• _SOURCE EXTRACT_
# Nikon D600 low noise is impressive.



## DBA (Feb 24, 2013)

Recently got a full frame camera (D600) as I wanted to see how much better the [low] noise at high ISO was (among other reasons). Used it for the first time at an indoor event this past weekend and have to say I'm pretty impressed.

Here's an image straight out of the camera (resized):

Shot with a 70-200mm f/2.8 VRII on a D600 at 1/500 f/2.8 ISO3200





And an unedited 1:1 crop




So if you're on the fence about getting a full frame/D600 because of lower noise at high ISO, I'd say go for it. BTW I upgraded from a D7000, which is now my secondary camera.


----------



## 412 Burgh (Feb 24, 2013)

Are you from around Pittsburgh?


----------



## DBA (Feb 24, 2013)

412 Burgh said:


> Are you from around Pittsburgh?


No Northern Indiana.


----------



## 412 Burgh (Feb 24, 2013)

Oh, I knew a guy who's last name was Hale that raced. Same bike and all!


----------



## goodguy (Feb 24, 2013)

I am Soooooooo envy you!!!

• _EXERCISE SET_
1. In the D600 forum thread, quote the passage from "# Nikon D600" to "I'm pretty impressed.".
2. According to the D600 forum thread, which camera did the original poster upgrade from?
3. Continue the D600 forum thread from its last post.
The lines that follow come from a different source than the D600 thread.

• _EXCERPTED RECORDS_
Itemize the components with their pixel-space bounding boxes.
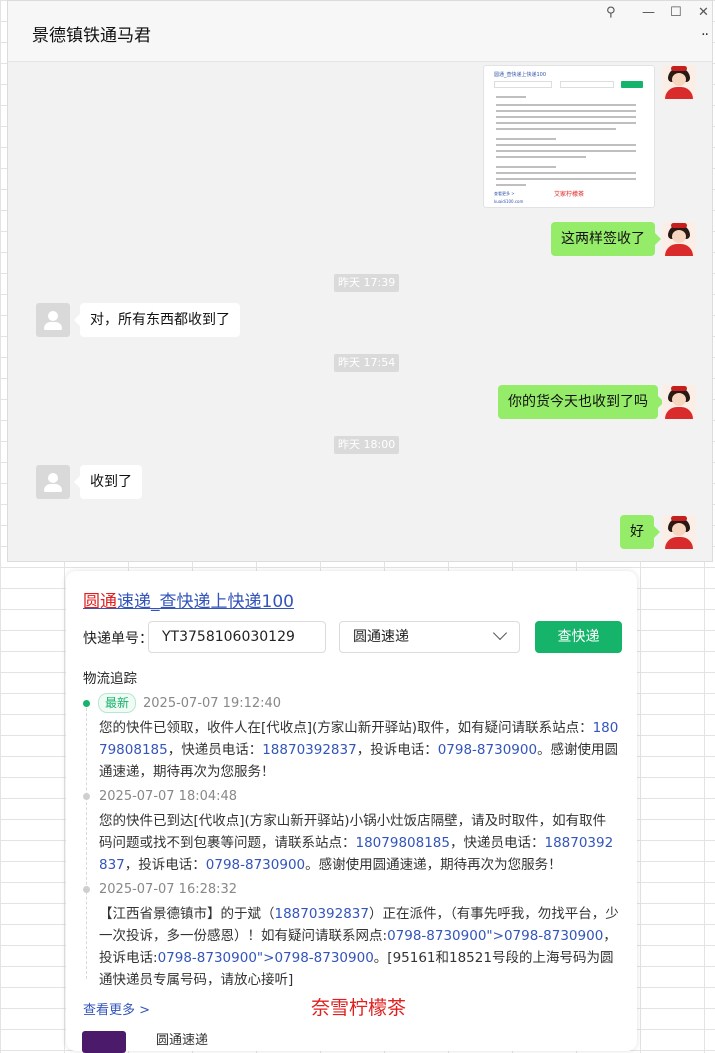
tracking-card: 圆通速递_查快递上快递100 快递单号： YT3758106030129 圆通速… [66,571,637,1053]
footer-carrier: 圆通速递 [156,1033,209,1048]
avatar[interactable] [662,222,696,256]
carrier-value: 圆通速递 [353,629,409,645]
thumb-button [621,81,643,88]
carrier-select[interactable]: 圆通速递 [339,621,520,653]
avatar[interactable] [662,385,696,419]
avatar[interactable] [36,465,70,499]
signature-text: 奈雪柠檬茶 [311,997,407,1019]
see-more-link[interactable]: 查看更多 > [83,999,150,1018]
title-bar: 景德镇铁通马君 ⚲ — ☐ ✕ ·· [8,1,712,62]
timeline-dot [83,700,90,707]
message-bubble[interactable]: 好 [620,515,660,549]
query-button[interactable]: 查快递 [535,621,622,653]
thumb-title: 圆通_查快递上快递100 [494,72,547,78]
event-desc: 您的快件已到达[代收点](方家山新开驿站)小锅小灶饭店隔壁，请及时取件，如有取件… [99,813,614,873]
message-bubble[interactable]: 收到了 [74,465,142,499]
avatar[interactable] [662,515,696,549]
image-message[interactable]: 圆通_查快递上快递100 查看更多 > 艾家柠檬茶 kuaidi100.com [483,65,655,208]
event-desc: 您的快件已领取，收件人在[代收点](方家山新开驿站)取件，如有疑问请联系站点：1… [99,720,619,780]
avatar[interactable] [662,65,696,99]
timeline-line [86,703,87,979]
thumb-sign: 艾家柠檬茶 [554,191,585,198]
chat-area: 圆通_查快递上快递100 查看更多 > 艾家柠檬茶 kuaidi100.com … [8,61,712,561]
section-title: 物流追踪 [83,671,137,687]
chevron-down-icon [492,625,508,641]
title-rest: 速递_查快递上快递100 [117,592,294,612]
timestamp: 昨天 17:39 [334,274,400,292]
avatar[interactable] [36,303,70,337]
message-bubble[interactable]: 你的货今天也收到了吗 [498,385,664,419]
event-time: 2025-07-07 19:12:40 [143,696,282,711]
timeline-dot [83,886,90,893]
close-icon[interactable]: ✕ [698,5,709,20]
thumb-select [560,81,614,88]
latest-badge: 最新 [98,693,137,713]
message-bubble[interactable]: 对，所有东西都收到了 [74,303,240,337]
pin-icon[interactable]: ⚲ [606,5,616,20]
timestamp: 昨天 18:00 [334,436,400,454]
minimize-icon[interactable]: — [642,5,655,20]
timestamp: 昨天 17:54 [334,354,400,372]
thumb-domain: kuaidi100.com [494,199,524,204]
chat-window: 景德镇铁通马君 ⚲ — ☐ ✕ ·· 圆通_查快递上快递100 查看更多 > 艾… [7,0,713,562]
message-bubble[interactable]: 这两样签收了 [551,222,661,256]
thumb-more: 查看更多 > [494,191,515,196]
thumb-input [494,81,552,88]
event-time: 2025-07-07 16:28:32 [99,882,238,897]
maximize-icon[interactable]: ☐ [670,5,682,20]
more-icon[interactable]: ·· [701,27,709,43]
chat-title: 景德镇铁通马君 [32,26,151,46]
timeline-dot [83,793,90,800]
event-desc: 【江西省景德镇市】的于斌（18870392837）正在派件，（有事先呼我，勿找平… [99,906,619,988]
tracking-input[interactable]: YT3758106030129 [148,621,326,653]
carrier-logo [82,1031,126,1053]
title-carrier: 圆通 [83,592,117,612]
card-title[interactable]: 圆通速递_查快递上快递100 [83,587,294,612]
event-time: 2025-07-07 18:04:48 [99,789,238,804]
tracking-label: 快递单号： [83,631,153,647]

• _FINAL ANSWERS_
1.
# Nikon D600 low noise is impressive.



## DBA (Feb 24, 2013)

Recently got a full frame camera (D600) as I wanted to see how much better the [low] noise at high ISO was (among other reasons). Used it for the first time at an indoor event this past weekend and have to say I'm pretty impressed.

2. A D7000.

3.
D600 is my dream camera but I will not get it 

Just got the D7000 few months ago and I will probably get a full frame in a year or too but for now I will work on improving my skills.

Enjoy your new amazing camera.


----------



## Parker219 (Feb 24, 2013)

Wow, very nice. Thanks for sharing.


----------



## DBA (Feb 24, 2013)

412 Burgh said:


> Oh, I knew a guy who's last name was Hale that raced. Same bike and all!


Hale is from my area, but this was taken at Ram Jam Sportsplex in Northeast Ohio.


----------



## Ballistics (Feb 24, 2013)

Awesome - I was looking for D7000 user that upgraded to the D600. I have a question for you.
Is the focus area tough to get used to since it is smaller than the D7000?


----------



## 480sparky (Feb 24, 2013)

Ballistics said:


> Awesome - I was looking for D7000 user that upgraded to the D600. I have a question for you.
> Is the focus area tough to get used to since it is smaller than the D7000?




Actually, I think it's the same size.  What is different is the size of the sensor & viewfinder... which makes it _appear_ the focus area is smaller.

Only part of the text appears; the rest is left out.